* _Collection entries_
....................

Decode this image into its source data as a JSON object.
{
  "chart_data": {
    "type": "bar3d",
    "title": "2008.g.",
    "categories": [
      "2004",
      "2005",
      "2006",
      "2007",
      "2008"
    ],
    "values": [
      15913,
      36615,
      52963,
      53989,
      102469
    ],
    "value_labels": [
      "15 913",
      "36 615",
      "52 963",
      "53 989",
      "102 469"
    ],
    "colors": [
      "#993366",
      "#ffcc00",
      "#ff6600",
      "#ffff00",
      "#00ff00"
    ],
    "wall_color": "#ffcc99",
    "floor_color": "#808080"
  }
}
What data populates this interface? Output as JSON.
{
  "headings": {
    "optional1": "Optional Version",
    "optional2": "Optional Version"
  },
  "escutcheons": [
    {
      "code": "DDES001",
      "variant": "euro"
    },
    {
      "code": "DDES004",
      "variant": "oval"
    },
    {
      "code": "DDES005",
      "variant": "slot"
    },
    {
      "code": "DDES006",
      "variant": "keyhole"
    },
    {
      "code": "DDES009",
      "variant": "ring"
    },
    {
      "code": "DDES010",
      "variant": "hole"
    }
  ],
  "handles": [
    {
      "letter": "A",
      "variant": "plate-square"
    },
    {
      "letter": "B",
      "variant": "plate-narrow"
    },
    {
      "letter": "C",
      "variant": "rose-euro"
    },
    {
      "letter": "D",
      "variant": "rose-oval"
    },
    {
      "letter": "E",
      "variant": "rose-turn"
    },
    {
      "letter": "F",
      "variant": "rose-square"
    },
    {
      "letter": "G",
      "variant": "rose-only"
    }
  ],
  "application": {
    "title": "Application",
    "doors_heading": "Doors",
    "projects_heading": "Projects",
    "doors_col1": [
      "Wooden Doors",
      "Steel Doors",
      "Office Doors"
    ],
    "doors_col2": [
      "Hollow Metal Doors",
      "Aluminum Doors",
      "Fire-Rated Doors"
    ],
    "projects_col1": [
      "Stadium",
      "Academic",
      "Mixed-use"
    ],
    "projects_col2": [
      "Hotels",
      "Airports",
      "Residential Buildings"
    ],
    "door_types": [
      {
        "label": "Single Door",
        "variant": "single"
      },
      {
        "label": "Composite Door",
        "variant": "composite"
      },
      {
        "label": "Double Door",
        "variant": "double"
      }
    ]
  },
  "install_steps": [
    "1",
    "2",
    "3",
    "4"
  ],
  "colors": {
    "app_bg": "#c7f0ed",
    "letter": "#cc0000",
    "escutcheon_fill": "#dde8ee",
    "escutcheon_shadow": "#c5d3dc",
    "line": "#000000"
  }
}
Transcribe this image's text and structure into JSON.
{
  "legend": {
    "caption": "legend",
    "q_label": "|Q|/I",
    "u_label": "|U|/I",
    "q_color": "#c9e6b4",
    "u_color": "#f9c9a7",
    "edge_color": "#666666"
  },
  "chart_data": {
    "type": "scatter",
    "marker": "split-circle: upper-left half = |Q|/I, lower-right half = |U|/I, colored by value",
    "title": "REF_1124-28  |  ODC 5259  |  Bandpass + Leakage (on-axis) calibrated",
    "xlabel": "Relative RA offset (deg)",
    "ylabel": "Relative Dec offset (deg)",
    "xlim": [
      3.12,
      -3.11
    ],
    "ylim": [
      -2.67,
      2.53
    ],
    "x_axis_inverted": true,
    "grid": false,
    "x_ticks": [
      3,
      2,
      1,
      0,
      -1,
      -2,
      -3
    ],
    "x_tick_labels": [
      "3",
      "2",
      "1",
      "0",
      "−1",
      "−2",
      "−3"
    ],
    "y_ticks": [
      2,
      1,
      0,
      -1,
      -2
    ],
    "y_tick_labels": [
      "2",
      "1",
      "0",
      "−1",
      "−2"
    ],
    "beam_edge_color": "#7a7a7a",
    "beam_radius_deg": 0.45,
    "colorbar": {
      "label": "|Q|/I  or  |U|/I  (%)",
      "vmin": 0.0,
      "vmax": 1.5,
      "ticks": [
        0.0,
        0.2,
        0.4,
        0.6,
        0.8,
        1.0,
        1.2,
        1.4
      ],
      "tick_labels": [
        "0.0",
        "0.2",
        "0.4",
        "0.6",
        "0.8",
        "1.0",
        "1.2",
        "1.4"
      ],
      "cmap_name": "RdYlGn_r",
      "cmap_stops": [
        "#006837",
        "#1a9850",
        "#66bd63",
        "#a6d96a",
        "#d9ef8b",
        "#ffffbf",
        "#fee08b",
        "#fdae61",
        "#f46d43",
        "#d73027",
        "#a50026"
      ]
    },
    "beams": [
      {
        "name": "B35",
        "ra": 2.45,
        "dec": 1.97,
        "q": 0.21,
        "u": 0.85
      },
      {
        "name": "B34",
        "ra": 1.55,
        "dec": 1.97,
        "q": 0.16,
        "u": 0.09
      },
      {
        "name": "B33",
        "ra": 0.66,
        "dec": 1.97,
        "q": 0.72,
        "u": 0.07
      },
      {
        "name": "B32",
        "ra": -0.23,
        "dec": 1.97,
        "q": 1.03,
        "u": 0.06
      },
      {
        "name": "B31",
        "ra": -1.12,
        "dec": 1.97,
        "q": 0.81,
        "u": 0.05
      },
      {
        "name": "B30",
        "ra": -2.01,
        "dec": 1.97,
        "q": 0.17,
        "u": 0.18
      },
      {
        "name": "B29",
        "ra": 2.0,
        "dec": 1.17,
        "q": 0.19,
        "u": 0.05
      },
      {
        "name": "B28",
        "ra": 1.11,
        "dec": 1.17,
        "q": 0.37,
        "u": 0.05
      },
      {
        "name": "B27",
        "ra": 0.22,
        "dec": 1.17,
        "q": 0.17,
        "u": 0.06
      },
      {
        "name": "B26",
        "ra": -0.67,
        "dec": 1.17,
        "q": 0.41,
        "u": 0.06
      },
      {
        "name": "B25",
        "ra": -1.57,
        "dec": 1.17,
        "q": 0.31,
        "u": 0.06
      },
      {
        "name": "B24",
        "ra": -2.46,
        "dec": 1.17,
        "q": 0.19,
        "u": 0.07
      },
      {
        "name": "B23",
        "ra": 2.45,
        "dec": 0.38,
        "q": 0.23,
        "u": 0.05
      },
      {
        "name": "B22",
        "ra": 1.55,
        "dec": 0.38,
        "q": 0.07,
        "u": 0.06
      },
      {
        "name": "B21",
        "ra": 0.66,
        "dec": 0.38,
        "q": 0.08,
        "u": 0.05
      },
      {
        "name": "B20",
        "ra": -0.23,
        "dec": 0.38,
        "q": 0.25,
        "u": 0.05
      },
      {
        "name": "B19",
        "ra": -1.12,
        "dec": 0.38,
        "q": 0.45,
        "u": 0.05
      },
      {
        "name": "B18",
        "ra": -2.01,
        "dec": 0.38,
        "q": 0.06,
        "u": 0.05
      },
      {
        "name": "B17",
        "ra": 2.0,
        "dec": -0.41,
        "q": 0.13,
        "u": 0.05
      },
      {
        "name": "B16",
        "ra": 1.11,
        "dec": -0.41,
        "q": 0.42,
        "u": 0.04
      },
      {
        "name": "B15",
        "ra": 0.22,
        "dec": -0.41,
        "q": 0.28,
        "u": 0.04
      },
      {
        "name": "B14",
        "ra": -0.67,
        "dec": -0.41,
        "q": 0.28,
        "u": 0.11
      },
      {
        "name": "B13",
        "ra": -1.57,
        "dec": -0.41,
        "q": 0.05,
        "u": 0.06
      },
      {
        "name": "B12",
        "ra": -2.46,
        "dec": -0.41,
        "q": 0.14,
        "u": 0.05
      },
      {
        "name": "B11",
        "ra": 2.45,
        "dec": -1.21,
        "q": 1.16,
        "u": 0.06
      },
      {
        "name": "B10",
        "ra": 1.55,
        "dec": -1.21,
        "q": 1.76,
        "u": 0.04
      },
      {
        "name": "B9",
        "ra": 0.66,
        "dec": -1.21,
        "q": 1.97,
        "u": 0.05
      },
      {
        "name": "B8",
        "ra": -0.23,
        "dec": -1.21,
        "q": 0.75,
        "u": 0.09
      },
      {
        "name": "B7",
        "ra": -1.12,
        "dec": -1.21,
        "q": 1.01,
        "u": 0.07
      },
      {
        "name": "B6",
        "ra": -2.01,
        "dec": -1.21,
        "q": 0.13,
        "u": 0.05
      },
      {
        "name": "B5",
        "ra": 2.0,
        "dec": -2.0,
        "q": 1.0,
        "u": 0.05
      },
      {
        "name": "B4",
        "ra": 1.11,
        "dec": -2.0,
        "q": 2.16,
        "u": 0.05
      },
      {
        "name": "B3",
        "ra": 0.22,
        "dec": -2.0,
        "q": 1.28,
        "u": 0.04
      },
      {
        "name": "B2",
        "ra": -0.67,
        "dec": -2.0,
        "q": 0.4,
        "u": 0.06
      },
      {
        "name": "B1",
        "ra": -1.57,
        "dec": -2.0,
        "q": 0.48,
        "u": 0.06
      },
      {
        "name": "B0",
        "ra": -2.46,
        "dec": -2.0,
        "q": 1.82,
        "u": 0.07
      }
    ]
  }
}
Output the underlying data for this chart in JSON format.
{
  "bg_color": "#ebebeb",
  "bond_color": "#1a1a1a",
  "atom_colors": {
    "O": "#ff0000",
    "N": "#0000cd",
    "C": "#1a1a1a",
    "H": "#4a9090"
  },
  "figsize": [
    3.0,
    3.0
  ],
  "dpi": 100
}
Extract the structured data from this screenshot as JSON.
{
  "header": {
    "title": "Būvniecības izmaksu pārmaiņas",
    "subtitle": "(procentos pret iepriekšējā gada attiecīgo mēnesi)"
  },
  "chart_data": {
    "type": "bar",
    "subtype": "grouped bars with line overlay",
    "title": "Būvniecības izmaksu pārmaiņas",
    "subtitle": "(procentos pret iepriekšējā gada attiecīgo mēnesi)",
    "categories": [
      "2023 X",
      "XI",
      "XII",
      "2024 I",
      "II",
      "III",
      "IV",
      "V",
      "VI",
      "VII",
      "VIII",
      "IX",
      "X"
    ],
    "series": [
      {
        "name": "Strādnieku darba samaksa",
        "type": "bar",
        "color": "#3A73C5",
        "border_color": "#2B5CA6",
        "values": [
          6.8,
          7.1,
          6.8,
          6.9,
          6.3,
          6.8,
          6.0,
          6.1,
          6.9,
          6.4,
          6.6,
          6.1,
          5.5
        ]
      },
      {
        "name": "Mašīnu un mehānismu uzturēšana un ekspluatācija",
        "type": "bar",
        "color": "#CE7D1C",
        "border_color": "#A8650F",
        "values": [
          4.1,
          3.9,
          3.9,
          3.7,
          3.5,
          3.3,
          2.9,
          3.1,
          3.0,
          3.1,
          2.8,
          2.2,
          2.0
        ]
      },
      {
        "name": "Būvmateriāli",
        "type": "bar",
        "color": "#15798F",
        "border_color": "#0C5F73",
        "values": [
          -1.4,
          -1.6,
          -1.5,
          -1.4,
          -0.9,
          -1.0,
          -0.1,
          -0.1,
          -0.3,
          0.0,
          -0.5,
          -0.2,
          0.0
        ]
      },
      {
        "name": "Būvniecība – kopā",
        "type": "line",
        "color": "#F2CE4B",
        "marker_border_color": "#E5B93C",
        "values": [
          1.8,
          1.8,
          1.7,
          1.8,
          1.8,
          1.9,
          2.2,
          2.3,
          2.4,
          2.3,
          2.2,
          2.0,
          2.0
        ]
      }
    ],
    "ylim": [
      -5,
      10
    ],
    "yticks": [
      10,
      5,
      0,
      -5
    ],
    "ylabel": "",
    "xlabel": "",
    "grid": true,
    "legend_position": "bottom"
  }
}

....................

* _Task goal_
Select every line where the word "ylabel" occurs.

* _The result_
    "ylabel": "Relative Dec offset (deg)",
    "ylabel": "",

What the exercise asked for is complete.